■ **Task to carry out**: Copy the lines without any change, beginning with the line that contains "leaf behind card" and ending with the line that contains "arrow: to card 3 bbox=[619, 892, 672, 1013]". Include both of those lines and nothing else.

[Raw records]

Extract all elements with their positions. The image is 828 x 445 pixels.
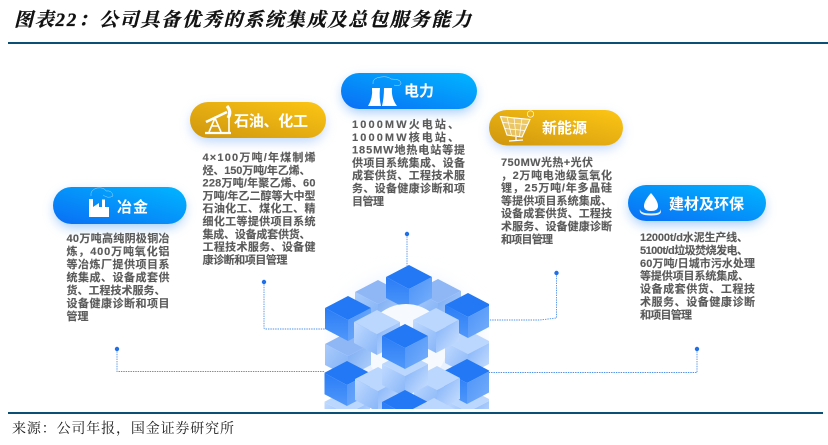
panel: 电力: 务、设备健康诊断和项 xyxy=(352,181,465,195)
panel: 石油、化工: 康诊断和项目管理 xyxy=(202,252,288,266)
icon: factory xyxy=(89,188,113,217)
icon: oil pump xyxy=(205,106,231,133)
panel: 电力: 目管理 xyxy=(352,194,384,208)
panel: 石油、化工: 4×100万吨/年煤制烯 xyxy=(202,150,316,164)
panel: 石油、化工: 石油化工、煤化工、精 xyxy=(202,201,316,215)
panel: 冶金: 冶金 xyxy=(117,198,148,216)
panel: 石油、化工: 细化工等提供项目系统 xyxy=(202,214,316,228)
panel: 建材及环保: 等提供项目系统集成、 xyxy=(640,269,749,283)
icon: solar panel xyxy=(500,111,534,141)
panel: 石油、化工: 烃、150万吨/年乙烯、 xyxy=(202,163,310,177)
panel: 冶金: 货、工程技术服务、 xyxy=(66,283,166,297)
panel: 电力 xyxy=(341,73,477,208)
panel: 新能源: ，2万吨电池级氢氧化 xyxy=(501,168,612,182)
panel: 建材及环保: 术服务、设备健康诊断 xyxy=(640,294,755,308)
icon: water drop xyxy=(640,193,661,216)
connector lines xyxy=(117,234,697,372)
panel: 电力: 1000MW火电站、 xyxy=(352,117,459,131)
panel: 电力: 供项目系统集成、设备 xyxy=(352,155,465,169)
panel: 电力: 1000MW核电站、 xyxy=(352,130,459,144)
panel: 石油、化工: 228万吨/年聚乙烯、60 xyxy=(202,176,316,190)
panel: 电力: 成套供货、工程技术服 xyxy=(352,168,465,182)
panel: 新能源: 750MW光热+光伏 xyxy=(501,155,593,169)
panel: 建材及环保: 建材及环保 xyxy=(669,195,744,213)
panel: 新能源: 锂，25万吨/年多晶硅 xyxy=(501,181,612,195)
panel: 电力: 电力 xyxy=(404,83,434,100)
panel: 新能源: 术服务、设备健康诊断 xyxy=(501,219,612,233)
panel: 新能源: 设备成套供货、工程技 xyxy=(501,206,612,220)
panel: 建材及环保: 5100t/d垃圾焚烧发电、 xyxy=(640,243,748,257)
panel: 建材及环保: 12000t/d水泥生产线、 xyxy=(640,230,748,244)
panel: 冶金: 炼，400万吨氧化铝 xyxy=(66,244,170,258)
central cube graphic xyxy=(324,264,489,409)
panel: 石油、化工: 万吨/年乙二醇等大中型 xyxy=(202,188,316,202)
panel: 石油、化工: 石油、化工 xyxy=(234,112,308,130)
panel: 冶金: 统集成、设备成套供 xyxy=(66,270,170,284)
panel: 电力: 185MW地热电站等提 xyxy=(352,143,465,157)
panel: 石油、化工 xyxy=(190,102,326,266)
panel: 石油、化工: 集成、设备成套供货、 xyxy=(202,227,310,241)
panel: 冶金: 设备健康诊断和项目 xyxy=(66,296,170,310)
panel: 新能源 xyxy=(489,110,623,246)
panel: 冶金: 40万吨高纯阴极铜冶 xyxy=(66,231,170,245)
panel: 建材及环保 xyxy=(628,185,766,321)
title: 图表22：公司具备优秀的系统集成及总包服务能力 xyxy=(14,9,473,31)
panel: 冶金: 管理 xyxy=(66,309,88,323)
panel: 石油、化工: 工程技术服务、设备健 xyxy=(202,240,316,254)
panel: 建材及环保: 和项目管理 xyxy=(640,307,692,321)
panel: 建材及环保: 设备成套供货、工程技 xyxy=(640,282,755,296)
icon: cooling towers xyxy=(368,77,401,106)
panel: 冶金 xyxy=(53,187,186,323)
connector dots xyxy=(115,232,699,351)
panel: 建材及环保: 60万吨/日城市污水处理 xyxy=(640,256,755,270)
source note: 来源：公司年报，国金证券研究所 xyxy=(12,420,234,437)
panel: 新能源: 新能源 xyxy=(542,119,587,137)
panel: 冶金: 等冶炼厂提供项目系 xyxy=(66,257,170,271)
panel: 新能源: 和项目管理 xyxy=(501,232,553,246)
panel: 新能源: 等提供项目系统集成、 xyxy=(501,193,612,207)
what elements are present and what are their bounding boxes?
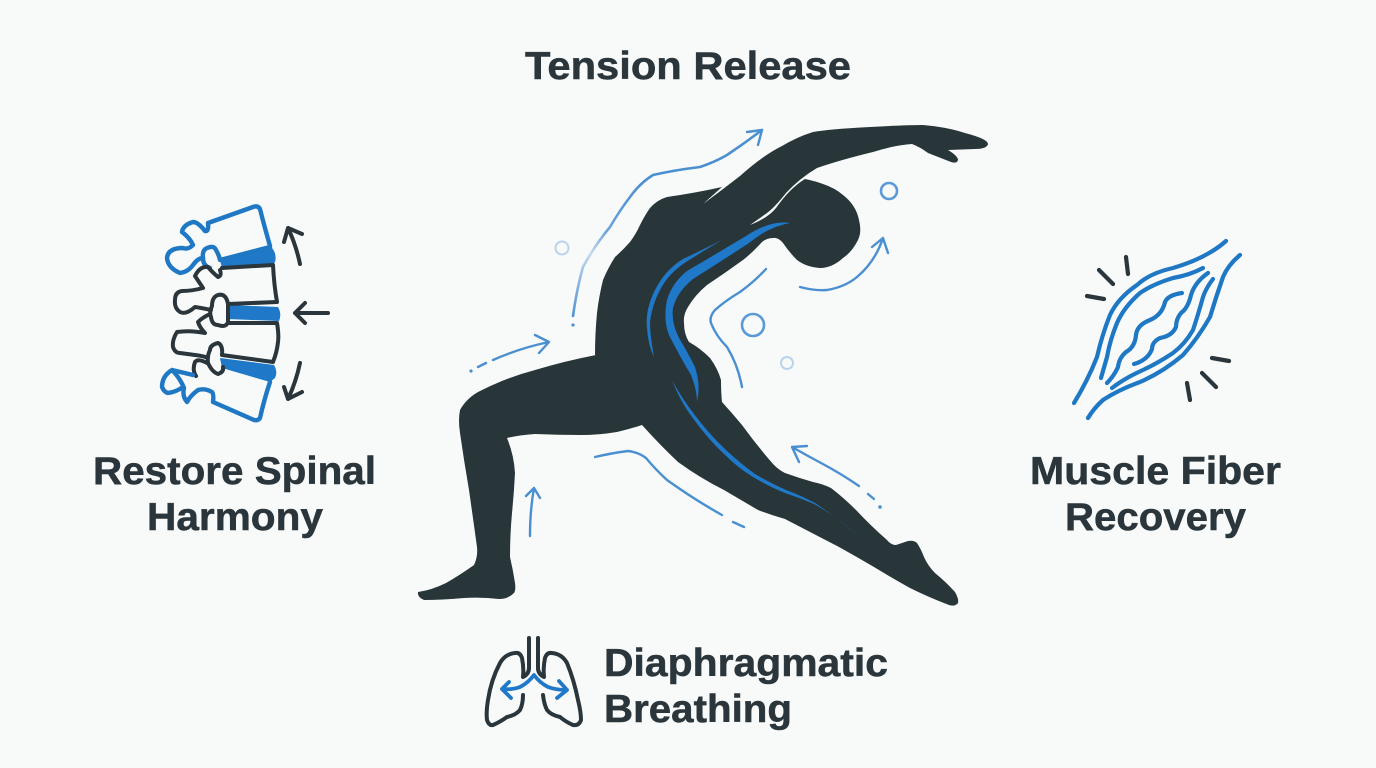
bottom vertebra: [162, 370, 270, 420]
label: Muscle Fiber Recovery: Recovery: [1065, 496, 1246, 539]
label: Muscle Fiber Recovery: Muscle Fiber: [1030, 450, 1281, 493]
disc top: [220, 248, 276, 268]
leg highlight: [672, 380, 857, 535]
circle: upper right: [881, 183, 897, 199]
motion wave: torso: [710, 269, 766, 387]
disc bottom: [220, 358, 276, 382]
circle: faint lower: [781, 357, 793, 369]
icon: lungs: [487, 638, 581, 725]
icon: spine: [162, 206, 328, 420]
middle vertebrae: [173, 265, 278, 376]
label: Muscle Fiber Recovery: [1030, 450, 1281, 539]
breathing arrows: [502, 675, 567, 698]
arrow left: [295, 303, 328, 323]
label: Restore Spinal Harmony: [93, 450, 376, 539]
motion arrow: head: [800, 238, 888, 290]
arrow down: [284, 363, 302, 399]
label: Diaphragmatic Breathing: Diaphragmatic: [604, 642, 888, 685]
motion wave: under thigh: [595, 451, 744, 527]
label: Restore Spinal Harmony: Restore Spinal: [93, 450, 376, 493]
silhouette: [418, 125, 988, 606]
label: Restore Spinal Harmony: Harmony: [147, 496, 323, 539]
circle: middle: [742, 314, 764, 336]
disc middle: [227, 305, 280, 321]
circle: faint upper left: [556, 242, 568, 254]
arrow up: [284, 228, 302, 264]
title: Tension Release: Tension Release: [525, 45, 851, 88]
motion arrow: upper left flow: [571, 130, 762, 327]
tension rays: [1087, 257, 1229, 400]
side muscle highlight: [647, 240, 722, 357]
motion arrow: back leg: [792, 446, 882, 509]
top vertebra: [167, 206, 270, 273]
figure: stretching body silhouette: [418, 125, 988, 606]
spine highlight: [665, 223, 790, 402]
label: Diaphragmatic Breathing: Breathing: [604, 688, 792, 731]
icon: muscle fibers: [1074, 241, 1240, 418]
motion arrow: front shin: [526, 488, 540, 536]
label: Diaphragmatic Breathing: [604, 642, 888, 731]
motion arrow: hip: [469, 335, 549, 373]
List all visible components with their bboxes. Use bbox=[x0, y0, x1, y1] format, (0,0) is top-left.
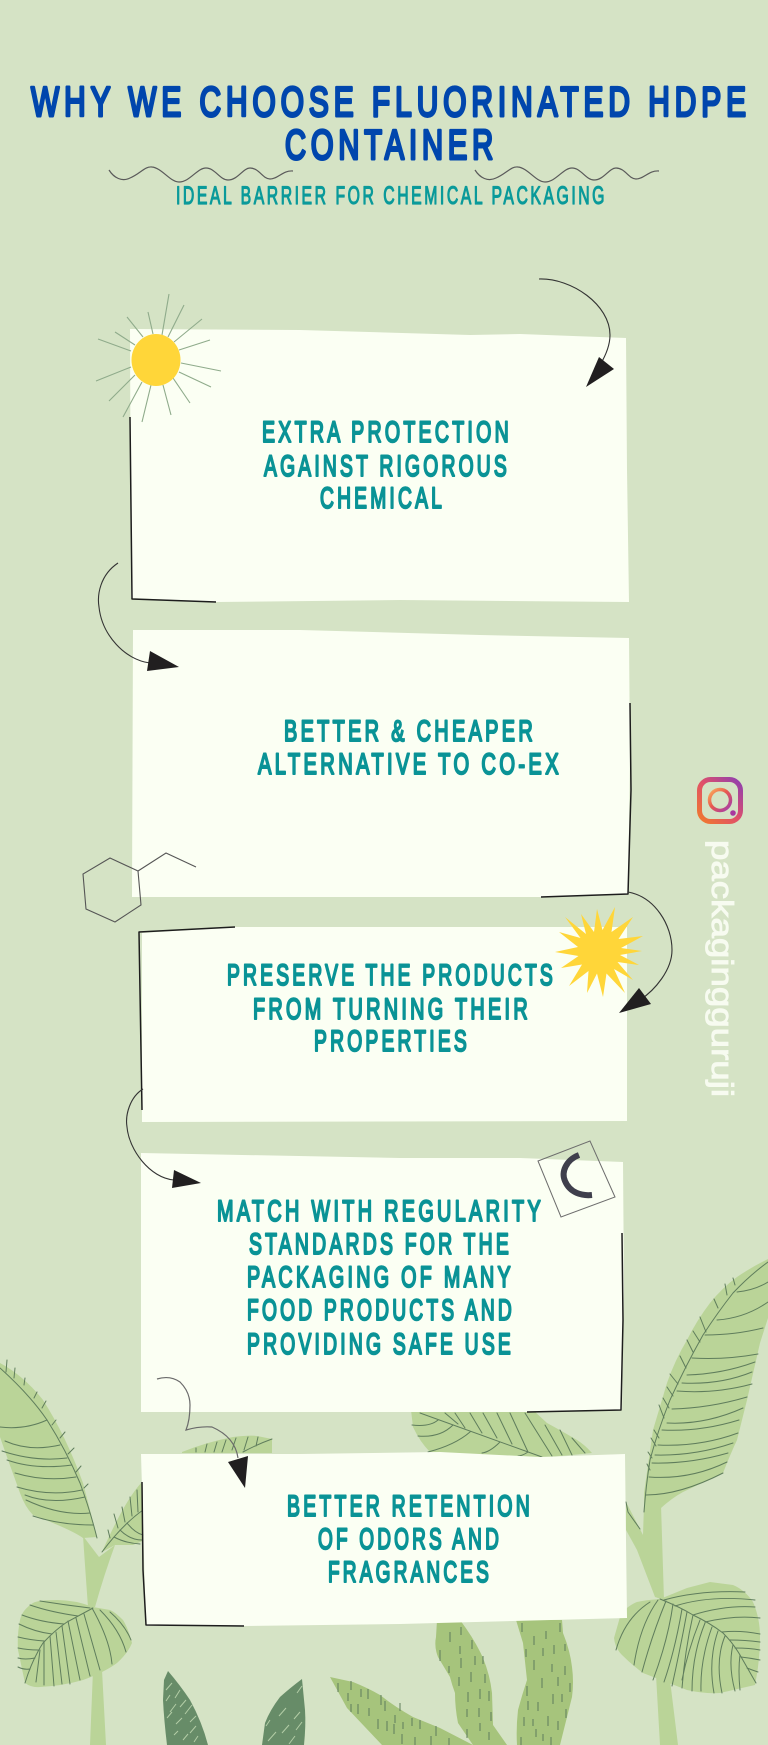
leaf behind card five top left bbox=[182, 1436, 272, 1453]
card 1 text: EXTRA PROTECTION bbox=[262, 416, 512, 449]
panel: card 4 bbox=[141, 1153, 624, 1412]
left plant stem bbox=[83, 1536, 115, 1745]
card 4 text: STANDARDS FOR THE bbox=[249, 1228, 512, 1261]
icon: molecule bbox=[83, 853, 196, 922]
card 1 text bbox=[262, 416, 512, 515]
right plant stem bbox=[626, 1502, 678, 1745]
card 2 text: ALTERNATIVE TO CO-EX bbox=[258, 748, 562, 781]
card 4 text: PROVIDING SAFE USE bbox=[247, 1328, 514, 1361]
arrow: to card 3 bbox=[619, 892, 672, 1013]
card 3 background bbox=[142, 927, 627, 1122]
arrow: to card 5 bbox=[157, 1378, 248, 1488]
card 3 text bbox=[227, 959, 556, 1058]
arrow: to card 2 bbox=[98, 563, 179, 671]
plant: centre leaf between cards bbox=[411, 1410, 592, 1458]
card 1 text: AGAINST RIGOROUS bbox=[264, 450, 510, 483]
dark green leaf left bbox=[163, 1671, 208, 1745]
card 5 text bbox=[287, 1490, 533, 1589]
card 2 text bbox=[258, 715, 562, 781]
card 2 text: BETTER & CHEAPER bbox=[284, 715, 536, 748]
title bbox=[31, 78, 751, 168]
card 1 corner lines bbox=[130, 417, 216, 602]
panel: card 2 bbox=[132, 630, 631, 897]
panel: card 1 bbox=[130, 329, 629, 602]
card 3 text: PROPERTIES bbox=[314, 1025, 470, 1058]
panel: card 5 bbox=[141, 1452, 627, 1626]
card 5 text: OF ODORS AND bbox=[318, 1523, 502, 1556]
decorative wave left bbox=[109, 167, 293, 182]
icon: letter C in tilted square bbox=[538, 1141, 615, 1217]
left large leaf bbox=[0, 1360, 97, 1538]
icon: instagram logo bbox=[700, 780, 740, 822]
card 3 corner lines bbox=[139, 927, 235, 1110]
right large leaf bbox=[644, 1259, 768, 1512]
green leaf sweeping left bbox=[330, 1677, 473, 1745]
card 4 corner lines bbox=[527, 1233, 623, 1412]
arrow: to card 1 bbox=[539, 279, 614, 387]
left lower leaf bbox=[18, 1600, 132, 1687]
panel: card 3 bbox=[139, 927, 627, 1122]
card 4 background bbox=[141, 1153, 624, 1412]
right lower leaf bbox=[614, 1582, 760, 1693]
decorative wave right bbox=[475, 167, 659, 182]
card 4 text: FOOD PRODUCTS AND bbox=[247, 1294, 515, 1327]
green leaf right bbox=[516, 1620, 573, 1745]
plant: left foliage bbox=[0, 1360, 272, 1745]
icon: starburst bbox=[555, 907, 643, 997]
title: CONTAINER bbox=[285, 121, 498, 168]
card 2 background bbox=[132, 630, 630, 897]
instagram handle: packagingguruji bbox=[705, 840, 740, 1097]
dark green leaf right bbox=[262, 1679, 305, 1745]
card 5 text: BETTER RETENTION bbox=[287, 1490, 533, 1523]
card 5 corner lines bbox=[142, 1482, 244, 1626]
arrow: to card 4 bbox=[127, 1089, 201, 1188]
icon: sun with rays bbox=[96, 294, 221, 422]
left small side leaf bbox=[102, 1482, 145, 1552]
card 3 text: FROM TURNING THEIR bbox=[253, 993, 531, 1026]
card 4 text bbox=[217, 1195, 544, 1361]
card 4 text: PACKAGING OF MANY bbox=[247, 1261, 514, 1294]
card 3 text: PRESERVE THE PRODUCTS bbox=[227, 959, 556, 992]
card 2 corner lines bbox=[541, 703, 631, 897]
plant: right foliage bbox=[614, 1259, 768, 1745]
green leaf centre bbox=[435, 1620, 507, 1745]
card 5 text: FRAGRANCES bbox=[328, 1556, 492, 1589]
card 4 text: MATCH WITH REGULARITY bbox=[217, 1195, 544, 1228]
card 5 background bbox=[141, 1452, 627, 1626]
card 1 background bbox=[130, 329, 629, 602]
card 1 text: CHEMICAL bbox=[320, 482, 445, 515]
plant: bottom leaves bbox=[163, 1620, 573, 1745]
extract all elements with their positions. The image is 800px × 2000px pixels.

■ **Full response**:
leaf behind card five top left bbox=[182, 1436, 272, 1453]
card 1 text: EXTRA PROTECTION bbox=[262, 416, 512, 449]
panel: card 4 bbox=[141, 1153, 624, 1412]
left plant stem bbox=[83, 1536, 115, 1745]
card 4 text: STANDARDS FOR THE bbox=[249, 1228, 512, 1261]
icon: molecule bbox=[83, 853, 196, 922]
card 1 text bbox=[262, 416, 512, 515]
right plant stem bbox=[626, 1502, 678, 1745]
card 2 text: ALTERNATIVE TO CO-EX bbox=[258, 748, 562, 781]
card 4 text: PROVIDING SAFE USE bbox=[247, 1328, 514, 1361]
arrow: to card 3 bbox=[619, 892, 672, 1013]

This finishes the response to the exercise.